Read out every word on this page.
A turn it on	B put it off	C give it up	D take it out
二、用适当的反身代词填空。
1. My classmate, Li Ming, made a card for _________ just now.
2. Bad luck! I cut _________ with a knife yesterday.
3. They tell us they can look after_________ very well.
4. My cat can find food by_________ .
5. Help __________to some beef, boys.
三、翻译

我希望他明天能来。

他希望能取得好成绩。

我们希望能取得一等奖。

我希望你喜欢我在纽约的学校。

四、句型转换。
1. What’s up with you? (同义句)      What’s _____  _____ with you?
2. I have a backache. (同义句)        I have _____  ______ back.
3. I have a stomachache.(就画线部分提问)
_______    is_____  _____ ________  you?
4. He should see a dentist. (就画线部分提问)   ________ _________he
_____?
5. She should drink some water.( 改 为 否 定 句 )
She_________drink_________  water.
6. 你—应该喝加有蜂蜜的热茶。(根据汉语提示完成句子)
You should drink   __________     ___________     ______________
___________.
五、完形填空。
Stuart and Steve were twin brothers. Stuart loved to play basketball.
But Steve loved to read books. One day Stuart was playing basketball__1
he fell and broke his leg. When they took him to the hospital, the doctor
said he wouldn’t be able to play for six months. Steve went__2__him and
+++
Task description:
Write out each line of the data above again, exactly as given.

Complete response:
Read out every word on this page.
A turn it on	B put it off	C give it up	D take it out
二、用适当的反身代词填空。
1. My classmate, Li Ming, made a card for _________ just now.
2. Bad luck! I cut _________ with a knife yesterday.
3. They tell us they can look after_________ very well.
4. My cat can find food by_________ .
5. Help __________to some beef, boys.
三、翻译

我希望他明天能来。

他希望能取得好成绩。

我们希望能取得一等奖。

我希望你喜欢我在纽约的学校。

四、句型转换。
1. What’s up with you? (同义句)      What’s _____  _____ with you?
2. I have a backache. (同义句)        I have _____  ______ back.
3. I have a stomachache.(就画线部分提问)
_______    is_____  _____ ________  you?
4. He should see a dentist. (就画线部分提问)   ________ _________he
_____?
5. She should drink some water.( 改 为 否 定 句 )
She_________drink_________  water.
6. 你—应该喝加有蜂蜜的热茶。(根据汉语提示完成句子)
You should drink   __________     ___________     ______________
___________.
五、完形填空。
Stuart and Steve were twin brothers. Stuart loved to play basketball.
But Steve loved to read books. One day Stuart was playing basketball__1
he fell and broke his leg. When they took him to the hospital, the doctor
said he wouldn’t be able to play for six months. Steve went__2__him and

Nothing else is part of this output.